* **Written instruction**: List every line below containing "title".

[Start Material provided]

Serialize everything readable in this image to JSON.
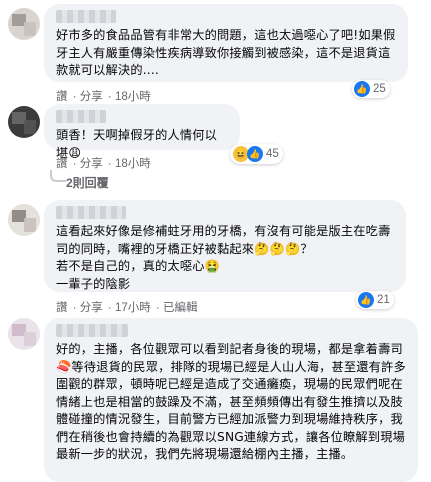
{
  "comments": [
    {
      "text": "好市多的食品品管有非常大的問題，這也太過噁心了吧!如果假牙主人有嚴重傳染性疾病導致你接觸到被感染，這不是退貨這款就可以解決的....",
      "actions": {
        "like": "讚",
        "reply": "分享",
        "time": "18小時"
      },
      "reactions": {
        "count": "25",
        "icons": [
          "like-icon"
        ]
      }
    },
    {
      "text": "頭香！天啊掉假牙的人情何以堪😩",
      "actions": {
        "like": "讚",
        "reply": "分享",
        "time": "18小時"
      },
      "reactions": {
        "count": "45",
        "icons": [
          "haha-icon",
          "like-icon"
        ]
      },
      "replies": "2則回覆"
    },
    {
      "text": "這看起來好像是修補蛀牙用的牙橋，有沒有可能是版主在吃壽司的同時，嘴裡的牙橋正好被黏起來🤔🤔🤔？\n若不是自己的，真的太噁心🤮\n一輩子的陰影",
      "actions": {
        "like": "讚",
        "reply": "分享",
        "time": "17小時",
        "edited": "已編輯"
      },
      "reactions": {
        "count": "21",
        "icons": [
          "like-icon"
        ]
      }
    },
    {
      "text": "好的，主播，各位觀眾可以看到記者身後的現場，都是拿着壽司🍣等待退貨的民眾，排隊的現場已經是人山人海，甚至還有許多圍觀的群眾，頓時呢已經是造成了交通癱瘓，現場的民眾們呢在情緒上也是相當的鼓躁及不滿，甚至頻頻傳出有發生推擠以及肢體碰撞的情況發生，目前警方已經加派警力到現場維持秩序，我們在稍後也會持續的為觀眾以SNG連線方式，讓各位瞭解到現場最新一步的狀況，我們先將現場還給棚內主播，主播。"
    }
  ]
}
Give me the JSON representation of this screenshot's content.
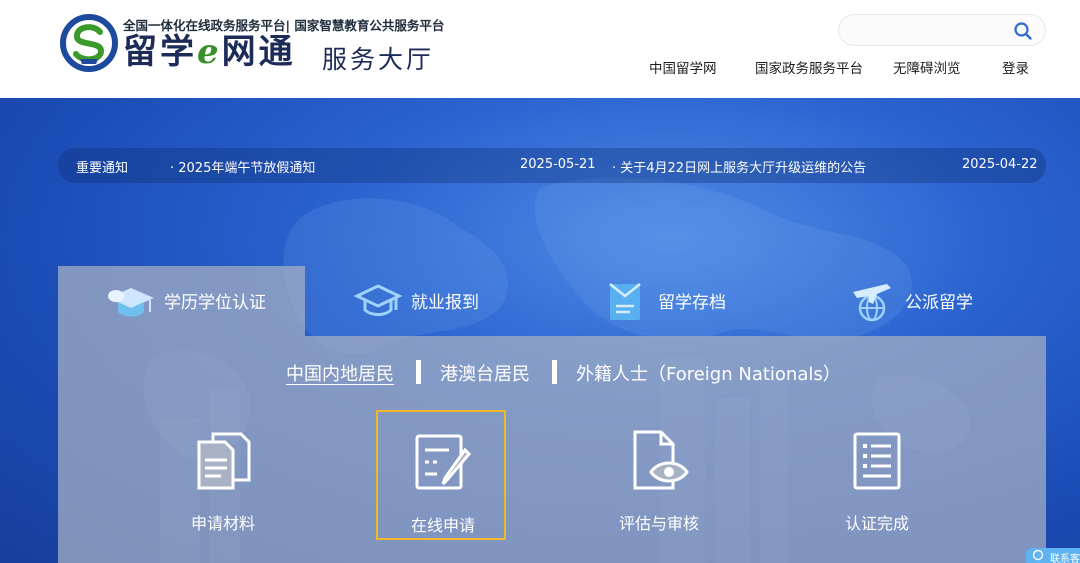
{
  "header": {
    "tagline": "全国一体化在线政务服务平台| 国家智慧教育公共服务平台",
    "brand_part1": "留学",
    "brand_e": "e",
    "brand_part2": "网通",
    "brand_sub": "服务大厅",
    "search_placeholder": "",
    "nav": [
      "中国留学网",
      "国家政务服务平台",
      "无障碍浏览",
      "登录"
    ]
  },
  "notices": {
    "label": "重要通知",
    "items": [
      {
        "title": "2025年端午节放假通知",
        "date": "2025-05-21"
      },
      {
        "title": "关于4月22日网上服务大厅升级运维的公告",
        "date": "2025-04-22"
      }
    ]
  },
  "tabs": [
    {
      "label": "学历学位认证",
      "icon": "graduation-cap-icon",
      "active": true
    },
    {
      "label": "就业报到",
      "icon": "mortarboard-icon",
      "active": false
    },
    {
      "label": "留学存档",
      "icon": "archive-document-icon",
      "active": false
    },
    {
      "label": "公派留学",
      "icon": "airplane-globe-icon",
      "active": false
    }
  ],
  "resident_tabs": [
    "中国内地居民",
    "港澳台居民",
    "外籍人士（Foreign Nationals）"
  ],
  "steps": [
    {
      "label": "申请材料",
      "icon": "documents-icon"
    },
    {
      "label": "在线申请",
      "icon": "edit-form-icon"
    },
    {
      "label": "评估与审核",
      "icon": "document-review-icon"
    },
    {
      "label": "认证完成",
      "icon": "checklist-icon"
    }
  ],
  "contact_label": "联系客",
  "colors": {
    "brand_navy": "#1d2b58",
    "hero_blue": "#2a63cf",
    "active_step_border": "#f0b92c",
    "contact_blue": "#5fb3f1"
  }
}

[End Material provided]

* **Response below**:
        "title": "2025年端午节放假通知",
        "title": "关于4月22日网上服务大厅升级运维的公告",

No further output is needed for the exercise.